Dataset items
____

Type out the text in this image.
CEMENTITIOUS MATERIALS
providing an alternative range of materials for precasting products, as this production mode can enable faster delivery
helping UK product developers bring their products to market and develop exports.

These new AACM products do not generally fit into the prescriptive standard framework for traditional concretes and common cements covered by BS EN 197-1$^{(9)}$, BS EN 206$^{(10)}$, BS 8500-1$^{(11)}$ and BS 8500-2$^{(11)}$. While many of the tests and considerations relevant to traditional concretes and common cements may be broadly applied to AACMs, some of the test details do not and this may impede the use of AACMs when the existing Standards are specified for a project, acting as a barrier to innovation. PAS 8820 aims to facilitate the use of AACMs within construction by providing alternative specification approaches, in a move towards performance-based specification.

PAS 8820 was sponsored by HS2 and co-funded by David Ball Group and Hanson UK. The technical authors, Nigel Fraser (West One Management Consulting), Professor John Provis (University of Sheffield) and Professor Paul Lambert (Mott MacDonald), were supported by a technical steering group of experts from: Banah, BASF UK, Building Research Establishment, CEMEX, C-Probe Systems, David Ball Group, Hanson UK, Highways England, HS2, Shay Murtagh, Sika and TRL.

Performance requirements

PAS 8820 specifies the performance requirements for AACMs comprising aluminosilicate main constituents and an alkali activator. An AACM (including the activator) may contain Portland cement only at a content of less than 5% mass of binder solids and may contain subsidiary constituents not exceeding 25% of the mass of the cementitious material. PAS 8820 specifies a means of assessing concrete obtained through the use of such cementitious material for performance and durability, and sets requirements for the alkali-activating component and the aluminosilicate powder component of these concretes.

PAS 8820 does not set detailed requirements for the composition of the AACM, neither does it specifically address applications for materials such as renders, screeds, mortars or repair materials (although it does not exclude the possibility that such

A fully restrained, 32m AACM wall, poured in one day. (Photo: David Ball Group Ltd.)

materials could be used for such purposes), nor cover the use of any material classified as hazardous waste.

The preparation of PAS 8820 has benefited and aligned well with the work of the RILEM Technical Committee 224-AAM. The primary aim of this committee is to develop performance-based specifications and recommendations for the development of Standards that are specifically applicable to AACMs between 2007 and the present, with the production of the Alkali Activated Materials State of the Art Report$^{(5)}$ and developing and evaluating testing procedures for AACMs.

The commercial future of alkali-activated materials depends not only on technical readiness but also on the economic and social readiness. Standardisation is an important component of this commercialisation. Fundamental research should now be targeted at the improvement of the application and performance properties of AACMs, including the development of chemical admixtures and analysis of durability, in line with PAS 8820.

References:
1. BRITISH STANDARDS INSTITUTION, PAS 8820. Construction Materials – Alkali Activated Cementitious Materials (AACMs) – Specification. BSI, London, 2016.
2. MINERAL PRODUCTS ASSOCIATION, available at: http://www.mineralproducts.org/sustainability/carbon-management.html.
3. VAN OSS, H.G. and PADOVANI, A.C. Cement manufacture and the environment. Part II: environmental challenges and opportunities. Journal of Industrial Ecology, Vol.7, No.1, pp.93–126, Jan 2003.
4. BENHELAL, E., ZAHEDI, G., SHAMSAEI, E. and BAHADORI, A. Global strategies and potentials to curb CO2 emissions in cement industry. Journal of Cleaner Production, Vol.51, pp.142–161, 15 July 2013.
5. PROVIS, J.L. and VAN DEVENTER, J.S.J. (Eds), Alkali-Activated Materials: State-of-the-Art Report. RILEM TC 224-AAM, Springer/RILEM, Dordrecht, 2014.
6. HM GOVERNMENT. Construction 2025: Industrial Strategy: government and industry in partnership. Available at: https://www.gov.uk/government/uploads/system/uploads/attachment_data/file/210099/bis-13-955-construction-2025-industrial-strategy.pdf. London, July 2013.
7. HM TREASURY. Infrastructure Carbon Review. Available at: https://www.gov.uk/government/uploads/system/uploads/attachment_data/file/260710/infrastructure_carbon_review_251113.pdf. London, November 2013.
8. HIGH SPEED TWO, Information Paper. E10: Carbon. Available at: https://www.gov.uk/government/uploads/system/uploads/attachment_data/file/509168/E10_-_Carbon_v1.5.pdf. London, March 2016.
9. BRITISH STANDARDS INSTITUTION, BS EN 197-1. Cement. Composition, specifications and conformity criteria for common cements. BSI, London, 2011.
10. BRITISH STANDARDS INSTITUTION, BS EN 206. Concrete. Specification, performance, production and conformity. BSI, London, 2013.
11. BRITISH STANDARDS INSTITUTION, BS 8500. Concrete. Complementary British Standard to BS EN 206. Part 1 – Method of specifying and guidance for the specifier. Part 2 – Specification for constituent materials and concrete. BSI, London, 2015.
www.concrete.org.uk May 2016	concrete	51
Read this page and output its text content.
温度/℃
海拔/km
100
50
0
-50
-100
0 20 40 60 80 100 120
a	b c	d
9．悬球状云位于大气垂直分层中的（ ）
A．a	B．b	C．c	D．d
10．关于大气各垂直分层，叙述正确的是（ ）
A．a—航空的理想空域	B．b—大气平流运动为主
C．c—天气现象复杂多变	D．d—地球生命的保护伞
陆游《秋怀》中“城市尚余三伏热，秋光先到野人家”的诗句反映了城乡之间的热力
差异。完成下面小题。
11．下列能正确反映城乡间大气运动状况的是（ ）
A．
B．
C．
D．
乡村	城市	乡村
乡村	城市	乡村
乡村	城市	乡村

____

Task
From the listing above, collect every line that mentions the word "RILEM".

Output
The preparation of PAS 8820 has benefited and aligned well with the work of the RILEM Technical Committee 224-AAM. The primary aim of this committee is to develop performance-based specifications and recommendations for the development of Standards that are specifically applicable to AACMs between 2007 and the present, with the production of the Alkali Activated Materials State of the Art Report$^{(5)}$ and developing and evaluating testing procedures for AACMs.
5. PROVIS, J.L. and VAN DEVENTER, J.S.J. (Eds), Alkali-Activated Materials: State-of-the-Art Report. RILEM TC 224-AAM, Springer/RILEM, Dordrecht, 2014.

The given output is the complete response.